::: INPUT FOR THIS TASK :::

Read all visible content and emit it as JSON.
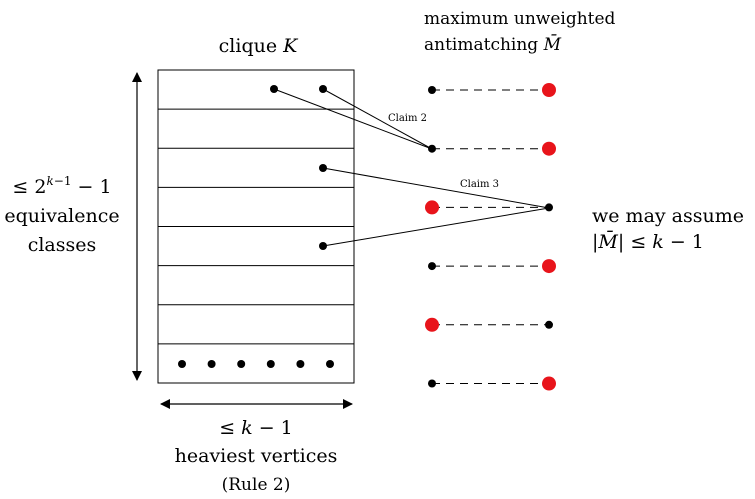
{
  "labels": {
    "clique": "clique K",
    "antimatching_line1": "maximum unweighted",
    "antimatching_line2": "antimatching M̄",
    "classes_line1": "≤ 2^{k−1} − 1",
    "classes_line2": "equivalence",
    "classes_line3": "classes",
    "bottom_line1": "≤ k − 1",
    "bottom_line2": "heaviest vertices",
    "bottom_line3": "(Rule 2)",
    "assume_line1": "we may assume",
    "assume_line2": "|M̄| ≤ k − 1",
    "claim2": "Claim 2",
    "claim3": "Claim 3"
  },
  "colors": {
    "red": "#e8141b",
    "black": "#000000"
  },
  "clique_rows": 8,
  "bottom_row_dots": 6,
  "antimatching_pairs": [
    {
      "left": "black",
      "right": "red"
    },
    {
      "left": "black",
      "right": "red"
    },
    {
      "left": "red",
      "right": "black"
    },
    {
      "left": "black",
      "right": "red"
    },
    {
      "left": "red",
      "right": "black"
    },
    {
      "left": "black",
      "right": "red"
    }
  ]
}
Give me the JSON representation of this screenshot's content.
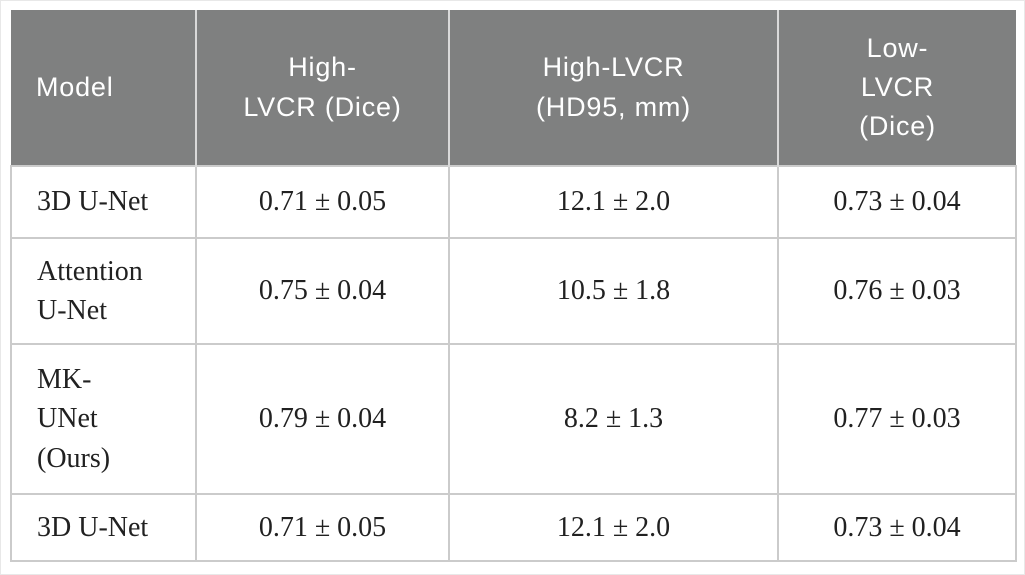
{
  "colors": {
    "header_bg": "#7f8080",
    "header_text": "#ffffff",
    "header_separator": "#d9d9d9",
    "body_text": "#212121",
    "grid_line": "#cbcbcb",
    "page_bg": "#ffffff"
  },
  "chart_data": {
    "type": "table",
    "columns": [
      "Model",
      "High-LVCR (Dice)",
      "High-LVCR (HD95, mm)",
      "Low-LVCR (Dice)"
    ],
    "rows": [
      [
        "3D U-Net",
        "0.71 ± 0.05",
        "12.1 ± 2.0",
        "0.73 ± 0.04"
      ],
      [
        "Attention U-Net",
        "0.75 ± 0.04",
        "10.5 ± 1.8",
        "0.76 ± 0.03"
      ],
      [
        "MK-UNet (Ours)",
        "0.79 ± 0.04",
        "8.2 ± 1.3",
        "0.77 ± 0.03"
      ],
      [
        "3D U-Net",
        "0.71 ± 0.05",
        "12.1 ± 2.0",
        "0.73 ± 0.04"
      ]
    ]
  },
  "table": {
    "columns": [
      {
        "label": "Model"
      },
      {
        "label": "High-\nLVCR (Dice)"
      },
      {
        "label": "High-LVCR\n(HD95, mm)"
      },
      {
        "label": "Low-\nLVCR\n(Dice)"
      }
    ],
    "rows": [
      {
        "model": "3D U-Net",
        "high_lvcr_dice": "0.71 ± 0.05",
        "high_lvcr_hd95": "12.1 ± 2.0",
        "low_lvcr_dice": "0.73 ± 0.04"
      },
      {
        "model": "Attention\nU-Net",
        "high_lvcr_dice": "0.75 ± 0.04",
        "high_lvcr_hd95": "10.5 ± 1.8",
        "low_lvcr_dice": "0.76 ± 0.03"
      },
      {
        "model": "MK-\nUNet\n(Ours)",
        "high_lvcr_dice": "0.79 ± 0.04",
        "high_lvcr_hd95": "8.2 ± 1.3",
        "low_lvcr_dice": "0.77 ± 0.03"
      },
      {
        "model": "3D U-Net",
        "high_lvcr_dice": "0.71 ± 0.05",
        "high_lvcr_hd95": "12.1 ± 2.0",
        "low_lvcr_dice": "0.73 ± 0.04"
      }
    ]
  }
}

:::

### STATED EXERCISE
Transcribe the full listing character for character. Pictures are excluded.

### RESPONSE
Read all visible content and emit it as JSON.
{
  "labels": {
    "clique": "clique K",
    "antimatching_line1": "maximum unweighted",
    "antimatching_line2": "antimatching M̄",
    "classes_line1": "≤ 2^{k−1} − 1",
    "classes_line2": "equivalence",
    "classes_line3": "classes",
    "bottom_line1": "≤ k − 1",
    "bottom_line2": "heaviest vertices",
    "bottom_line3": "(Rule 2)",
    "assume_line1": "we may assume",
    "assume_line2": "|M̄| ≤ k − 1",
    "claim2": "Claim 2",
    "claim3": "Claim 3"
  },
  "colors": {
    "red": "#e8141b",
    "black": "#000000"
  },
  "clique_rows": 8,
  "bottom_row_dots": 6,
  "antimatching_pairs": [
    {
      "left": "black",
      "right": "red"
    },
    {
      "left": "black",
      "right": "red"
    },
    {
      "left": "red",
      "right": "black"
    },
    {
      "left": "black",
      "right": "red"
    },
    {
      "left": "red",
      "right": "black"
    },
    {
      "left": "black",
      "right": "red"
    }
  ]
}
Give me the JSON representation of this screenshot's content.
{
  "colors": {
    "header_bg": "#7f8080",
    "header_text": "#ffffff",
    "header_separator": "#d9d9d9",
    "body_text": "#212121",
    "grid_line": "#cbcbcb",
    "page_bg": "#ffffff"
  },
  "chart_data": {
    "type": "table",
    "columns": [
      "Model",
      "High-LVCR (Dice)",
      "High-LVCR (HD95, mm)",
      "Low-LVCR (Dice)"
    ],
    "rows": [
      [
        "3D U-Net",
        "0.71 ± 0.05",
        "12.1 ± 2.0",
        "0.73 ± 0.04"
      ],
      [
        "Attention U-Net",
        "0.75 ± 0.04",
        "10.5 ± 1.8",
        "0.76 ± 0.03"
      ],
      [
        "MK-UNet (Ours)",
        "0.79 ± 0.04",
        "8.2 ± 1.3",
        "0.77 ± 0.03"
      ],
      [
        "3D U-Net",
        "0.71 ± 0.05",
        "12.1 ± 2.0",
        "0.73 ± 0.04"
      ]
    ]
  },
  "table": {
    "columns": [
      {
        "label": "Model"
      },
      {
        "label": "High-\nLVCR (Dice)"
      },
      {
        "label": "High-LVCR\n(HD95, mm)"
      },
      {
        "label": "Low-\nLVCR\n(Dice)"
      }
    ],
    "rows": [
      {
        "model": "3D U-Net",
        "high_lvcr_dice": "0.71 ± 0.05",
        "high_lvcr_hd95": "12.1 ± 2.0",
        "low_lvcr_dice": "0.73 ± 0.04"
      },
      {
        "model": "Attention\nU-Net",
        "high_lvcr_dice": "0.75 ± 0.04",
        "high_lvcr_hd95": "10.5 ± 1.8",
        "low_lvcr_dice": "0.76 ± 0.03"
      },
      {
        "model": "MK-\nUNet\n(Ours)",
        "high_lvcr_dice": "0.79 ± 0.04",
        "high_lvcr_hd95": "8.2 ± 1.3",
        "low_lvcr_dice": "0.77 ± 0.03"
      },
      {
        "model": "3D U-Net",
        "high_lvcr_dice": "0.71 ± 0.05",
        "high_lvcr_hd95": "12.1 ± 2.0",
        "low_lvcr_dice": "0.73 ± 0.04"
      }
    ]
  }
}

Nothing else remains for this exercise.